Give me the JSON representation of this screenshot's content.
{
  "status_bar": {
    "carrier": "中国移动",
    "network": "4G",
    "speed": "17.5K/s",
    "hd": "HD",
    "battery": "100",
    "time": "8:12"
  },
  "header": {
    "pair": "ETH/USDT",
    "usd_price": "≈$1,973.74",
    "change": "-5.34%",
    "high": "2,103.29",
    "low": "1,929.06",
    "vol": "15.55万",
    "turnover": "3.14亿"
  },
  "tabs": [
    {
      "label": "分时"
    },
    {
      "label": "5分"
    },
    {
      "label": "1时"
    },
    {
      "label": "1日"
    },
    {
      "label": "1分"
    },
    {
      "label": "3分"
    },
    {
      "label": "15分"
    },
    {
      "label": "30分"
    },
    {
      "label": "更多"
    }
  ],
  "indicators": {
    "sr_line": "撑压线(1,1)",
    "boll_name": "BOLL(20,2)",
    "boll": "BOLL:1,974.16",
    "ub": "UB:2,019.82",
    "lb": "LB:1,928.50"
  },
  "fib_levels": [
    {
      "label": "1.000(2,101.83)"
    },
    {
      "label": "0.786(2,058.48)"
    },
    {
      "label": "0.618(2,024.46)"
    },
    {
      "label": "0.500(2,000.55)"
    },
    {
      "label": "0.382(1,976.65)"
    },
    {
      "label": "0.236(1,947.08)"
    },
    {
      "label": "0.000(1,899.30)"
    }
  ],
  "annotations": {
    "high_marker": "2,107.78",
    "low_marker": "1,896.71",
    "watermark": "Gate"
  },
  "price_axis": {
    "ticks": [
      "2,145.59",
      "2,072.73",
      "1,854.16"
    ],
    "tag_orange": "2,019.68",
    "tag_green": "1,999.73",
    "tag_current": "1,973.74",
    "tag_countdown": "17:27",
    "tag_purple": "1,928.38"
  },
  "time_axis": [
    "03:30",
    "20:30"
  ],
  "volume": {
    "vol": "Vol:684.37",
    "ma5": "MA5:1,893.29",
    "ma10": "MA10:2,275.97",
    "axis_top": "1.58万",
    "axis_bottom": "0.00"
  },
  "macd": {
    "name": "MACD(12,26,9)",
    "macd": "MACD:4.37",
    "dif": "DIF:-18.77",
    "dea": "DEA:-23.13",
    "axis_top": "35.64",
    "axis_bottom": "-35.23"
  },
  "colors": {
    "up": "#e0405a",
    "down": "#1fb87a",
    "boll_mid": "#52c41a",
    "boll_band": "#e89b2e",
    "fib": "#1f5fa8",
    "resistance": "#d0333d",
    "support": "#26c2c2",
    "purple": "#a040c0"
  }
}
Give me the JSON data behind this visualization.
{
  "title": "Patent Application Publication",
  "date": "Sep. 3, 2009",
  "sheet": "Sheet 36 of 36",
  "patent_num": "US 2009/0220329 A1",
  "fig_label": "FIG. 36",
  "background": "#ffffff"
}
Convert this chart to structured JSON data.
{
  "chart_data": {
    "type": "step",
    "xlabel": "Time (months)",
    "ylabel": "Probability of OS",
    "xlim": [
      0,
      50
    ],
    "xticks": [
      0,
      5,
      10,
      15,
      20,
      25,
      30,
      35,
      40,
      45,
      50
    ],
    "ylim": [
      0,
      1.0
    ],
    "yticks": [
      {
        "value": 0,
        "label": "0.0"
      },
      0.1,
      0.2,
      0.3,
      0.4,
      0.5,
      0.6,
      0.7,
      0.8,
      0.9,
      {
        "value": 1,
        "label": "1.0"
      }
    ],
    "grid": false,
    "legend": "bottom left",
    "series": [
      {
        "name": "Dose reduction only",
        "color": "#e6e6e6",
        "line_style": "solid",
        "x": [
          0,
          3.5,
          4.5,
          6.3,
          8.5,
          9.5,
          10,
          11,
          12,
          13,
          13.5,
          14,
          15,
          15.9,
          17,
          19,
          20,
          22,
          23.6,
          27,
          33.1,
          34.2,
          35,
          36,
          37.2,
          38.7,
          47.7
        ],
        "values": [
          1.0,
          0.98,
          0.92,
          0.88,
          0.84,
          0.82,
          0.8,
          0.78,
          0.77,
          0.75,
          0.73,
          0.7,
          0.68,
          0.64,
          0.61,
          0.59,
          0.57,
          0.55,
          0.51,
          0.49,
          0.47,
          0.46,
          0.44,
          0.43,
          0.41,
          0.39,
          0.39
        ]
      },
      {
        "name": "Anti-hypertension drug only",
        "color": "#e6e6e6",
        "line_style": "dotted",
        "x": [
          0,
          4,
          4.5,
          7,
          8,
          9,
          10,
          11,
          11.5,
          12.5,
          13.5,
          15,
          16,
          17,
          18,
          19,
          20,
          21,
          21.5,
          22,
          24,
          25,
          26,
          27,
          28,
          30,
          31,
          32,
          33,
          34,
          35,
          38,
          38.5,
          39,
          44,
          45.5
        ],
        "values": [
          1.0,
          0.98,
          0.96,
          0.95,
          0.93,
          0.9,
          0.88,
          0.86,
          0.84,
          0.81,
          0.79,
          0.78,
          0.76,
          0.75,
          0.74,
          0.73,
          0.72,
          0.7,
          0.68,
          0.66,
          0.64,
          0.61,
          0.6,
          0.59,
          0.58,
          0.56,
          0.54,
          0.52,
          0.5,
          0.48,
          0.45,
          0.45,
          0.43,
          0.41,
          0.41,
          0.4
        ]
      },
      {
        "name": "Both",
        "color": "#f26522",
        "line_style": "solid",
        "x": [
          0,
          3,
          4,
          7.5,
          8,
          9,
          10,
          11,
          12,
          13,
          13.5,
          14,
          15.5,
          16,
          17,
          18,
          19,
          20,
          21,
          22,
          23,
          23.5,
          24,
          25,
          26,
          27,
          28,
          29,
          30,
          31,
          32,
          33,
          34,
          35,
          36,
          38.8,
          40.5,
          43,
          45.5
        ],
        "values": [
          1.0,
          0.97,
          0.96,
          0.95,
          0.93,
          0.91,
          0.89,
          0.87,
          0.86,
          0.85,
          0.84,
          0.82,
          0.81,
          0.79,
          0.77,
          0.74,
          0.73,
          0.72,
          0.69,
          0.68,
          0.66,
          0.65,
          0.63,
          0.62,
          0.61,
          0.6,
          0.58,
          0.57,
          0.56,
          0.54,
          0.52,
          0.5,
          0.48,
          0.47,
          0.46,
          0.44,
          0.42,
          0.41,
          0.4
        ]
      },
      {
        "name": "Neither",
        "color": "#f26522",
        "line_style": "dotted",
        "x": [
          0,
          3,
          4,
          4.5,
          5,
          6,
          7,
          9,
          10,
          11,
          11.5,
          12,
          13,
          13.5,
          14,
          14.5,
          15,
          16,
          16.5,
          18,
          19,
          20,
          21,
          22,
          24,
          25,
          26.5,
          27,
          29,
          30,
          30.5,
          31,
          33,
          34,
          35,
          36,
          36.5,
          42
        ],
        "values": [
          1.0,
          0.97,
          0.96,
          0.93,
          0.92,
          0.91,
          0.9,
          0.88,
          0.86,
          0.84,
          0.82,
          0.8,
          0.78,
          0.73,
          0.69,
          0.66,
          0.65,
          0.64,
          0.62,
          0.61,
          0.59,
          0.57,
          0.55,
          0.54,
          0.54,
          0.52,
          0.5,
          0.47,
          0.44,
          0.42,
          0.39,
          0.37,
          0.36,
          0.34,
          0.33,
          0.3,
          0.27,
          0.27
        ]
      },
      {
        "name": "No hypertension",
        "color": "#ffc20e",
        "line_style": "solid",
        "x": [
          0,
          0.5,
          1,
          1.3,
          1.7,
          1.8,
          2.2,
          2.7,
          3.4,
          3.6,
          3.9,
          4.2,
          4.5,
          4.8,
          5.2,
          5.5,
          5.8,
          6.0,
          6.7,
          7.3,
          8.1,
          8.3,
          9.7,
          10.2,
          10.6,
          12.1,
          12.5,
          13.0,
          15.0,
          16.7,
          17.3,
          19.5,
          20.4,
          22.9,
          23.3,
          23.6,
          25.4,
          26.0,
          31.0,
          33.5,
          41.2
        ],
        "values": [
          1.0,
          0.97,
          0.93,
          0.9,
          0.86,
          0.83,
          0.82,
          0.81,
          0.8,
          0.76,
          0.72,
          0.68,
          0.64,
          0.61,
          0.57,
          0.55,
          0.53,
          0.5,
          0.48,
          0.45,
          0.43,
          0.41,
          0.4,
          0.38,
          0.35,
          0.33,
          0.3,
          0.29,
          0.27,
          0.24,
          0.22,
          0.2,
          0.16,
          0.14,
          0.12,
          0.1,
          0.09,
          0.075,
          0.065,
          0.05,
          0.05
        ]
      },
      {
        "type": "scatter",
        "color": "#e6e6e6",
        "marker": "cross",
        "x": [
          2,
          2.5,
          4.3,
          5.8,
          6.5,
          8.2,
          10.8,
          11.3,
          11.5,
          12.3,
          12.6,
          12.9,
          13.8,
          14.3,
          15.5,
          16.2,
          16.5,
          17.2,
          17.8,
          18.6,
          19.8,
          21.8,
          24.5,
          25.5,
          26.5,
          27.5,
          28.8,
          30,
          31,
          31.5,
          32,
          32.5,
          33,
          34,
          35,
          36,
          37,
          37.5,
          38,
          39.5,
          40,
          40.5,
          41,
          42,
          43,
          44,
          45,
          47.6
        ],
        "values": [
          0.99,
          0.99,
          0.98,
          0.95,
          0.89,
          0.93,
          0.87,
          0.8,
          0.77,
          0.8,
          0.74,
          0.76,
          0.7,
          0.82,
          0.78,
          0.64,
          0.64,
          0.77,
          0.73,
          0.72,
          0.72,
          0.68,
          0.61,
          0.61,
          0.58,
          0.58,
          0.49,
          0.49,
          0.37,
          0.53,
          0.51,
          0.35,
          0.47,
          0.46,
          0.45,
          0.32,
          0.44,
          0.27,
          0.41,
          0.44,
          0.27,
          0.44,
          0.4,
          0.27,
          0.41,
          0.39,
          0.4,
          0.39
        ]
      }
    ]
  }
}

※ ※ ※

WORK INSTRUCTIONS: Which lines hold the word "this"? Copy every one of them.

FINAL ANSWER:
Give me the JSON representation of this screenshot's content.
Give me the JSON data behind this visualization.
Convert this chart to structured JSON data.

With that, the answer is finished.